## Aim of the task
Reproduce the data that follows in its entirety, character for character.

::::

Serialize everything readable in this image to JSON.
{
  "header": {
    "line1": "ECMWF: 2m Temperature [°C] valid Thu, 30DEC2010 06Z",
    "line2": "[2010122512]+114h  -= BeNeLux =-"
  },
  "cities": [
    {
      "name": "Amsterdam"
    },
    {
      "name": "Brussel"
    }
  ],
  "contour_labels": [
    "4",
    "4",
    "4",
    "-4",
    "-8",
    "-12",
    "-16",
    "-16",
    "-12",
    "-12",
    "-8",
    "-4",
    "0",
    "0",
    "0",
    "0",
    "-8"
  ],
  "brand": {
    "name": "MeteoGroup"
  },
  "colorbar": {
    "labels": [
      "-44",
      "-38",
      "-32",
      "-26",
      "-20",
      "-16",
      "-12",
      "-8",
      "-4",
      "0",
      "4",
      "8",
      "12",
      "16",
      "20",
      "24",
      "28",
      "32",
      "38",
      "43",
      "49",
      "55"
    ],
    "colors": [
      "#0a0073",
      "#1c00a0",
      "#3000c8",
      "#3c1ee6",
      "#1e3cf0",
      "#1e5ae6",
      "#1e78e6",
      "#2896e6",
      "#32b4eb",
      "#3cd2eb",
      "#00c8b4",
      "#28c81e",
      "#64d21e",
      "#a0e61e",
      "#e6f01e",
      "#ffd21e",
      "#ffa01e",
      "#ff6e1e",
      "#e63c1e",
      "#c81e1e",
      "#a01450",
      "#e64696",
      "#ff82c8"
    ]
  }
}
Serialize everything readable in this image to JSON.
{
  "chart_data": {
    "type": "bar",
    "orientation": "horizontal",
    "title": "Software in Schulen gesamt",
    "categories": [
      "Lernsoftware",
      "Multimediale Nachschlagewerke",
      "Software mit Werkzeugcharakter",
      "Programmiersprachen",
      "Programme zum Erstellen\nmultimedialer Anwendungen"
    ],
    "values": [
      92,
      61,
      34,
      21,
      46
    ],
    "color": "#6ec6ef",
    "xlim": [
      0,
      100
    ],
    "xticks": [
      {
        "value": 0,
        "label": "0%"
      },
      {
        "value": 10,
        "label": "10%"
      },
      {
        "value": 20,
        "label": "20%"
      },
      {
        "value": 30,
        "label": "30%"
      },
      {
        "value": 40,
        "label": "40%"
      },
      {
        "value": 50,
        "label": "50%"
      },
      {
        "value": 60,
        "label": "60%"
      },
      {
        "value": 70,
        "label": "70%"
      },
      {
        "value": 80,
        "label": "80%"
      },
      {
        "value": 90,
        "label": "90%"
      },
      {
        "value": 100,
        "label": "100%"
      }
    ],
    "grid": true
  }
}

::::

## Exercise solution
Serialize everything readable in this image to JSON.
{
  "header": {
    "line1": "ECMWF: 2m Temperature [°C] valid Thu, 30DEC2010 06Z",
    "line2": "[2010122512]+114h  -= BeNeLux =-"
  },
  "cities": [
    {
      "name": "Amsterdam"
    },
    {
      "name": "Brussel"
    }
  ],
  "contour_labels": [
    "4",
    "4",
    "4",
    "-4",
    "-8",
    "-12",
    "-16",
    "-16",
    "-12",
    "-12",
    "-8",
    "-4",
    "0",
    "0",
    "0",
    "0",
    "-8"
  ],
  "brand": {
    "name": "MeteoGroup"
  },
  "colorbar": {
    "labels": [
      "-44",
      "-38",
      "-32",
      "-26",
      "-20",
      "-16",
      "-12",
      "-8",
      "-4",
      "0",
      "4",
      "8",
      "12",
      "16",
      "20",
      "24",
      "28",
      "32",
      "38",
      "43",
      "49",
      "55"
    ],
    "colors": [
      "#0a0073",
      "#1c00a0",
      "#3000c8",
      "#3c1ee6",
      "#1e3cf0",
      "#1e5ae6",
      "#1e78e6",
      "#2896e6",
      "#32b4eb",
      "#3cd2eb",
      "#00c8b4",
      "#28c81e",
      "#64d21e",
      "#a0e61e",
      "#e6f01e",
      "#ffd21e",
      "#ffa01e",
      "#ff6e1e",
      "#e63c1e",
      "#c81e1e",
      "#a01450",
      "#e64696",
      "#ff82c8"
    ]
  }
}
Serialize everything readable in this image to JSON.
{
  "chart_data": {
    "type": "bar",
    "orientation": "horizontal",
    "title": "Software in Schulen gesamt",
    "categories": [
      "Lernsoftware",
      "Multimediale Nachschlagewerke",
      "Software mit Werkzeugcharakter",
      "Programmiersprachen",
      "Programme zum Erstellen\nmultimedialer Anwendungen"
    ],
    "values": [
      92,
      61,
      34,
      21,
      46
    ],
    "color": "#6ec6ef",
    "xlim": [
      0,
      100
    ],
    "xticks": [
      {
        "value": 0,
        "label": "0%"
      },
      {
        "value": 10,
        "label": "10%"
      },
      {
        "value": 20,
        "label": "20%"
      },
      {
        "value": 30,
        "label": "30%"
      },
      {
        "value": 40,
        "label": "40%"
      },
      {
        "value": 50,
        "label": "50%"
      },
      {
        "value": 60,
        "label": "60%"
      },
      {
        "value": 70,
        "label": "70%"
      },
      {
        "value": 80,
        "label": "80%"
      },
      {
        "value": 90,
        "label": "90%"
      },
      {
        "value": 100,
        "label": "100%"
      }
    ],
    "grid": true
  }
}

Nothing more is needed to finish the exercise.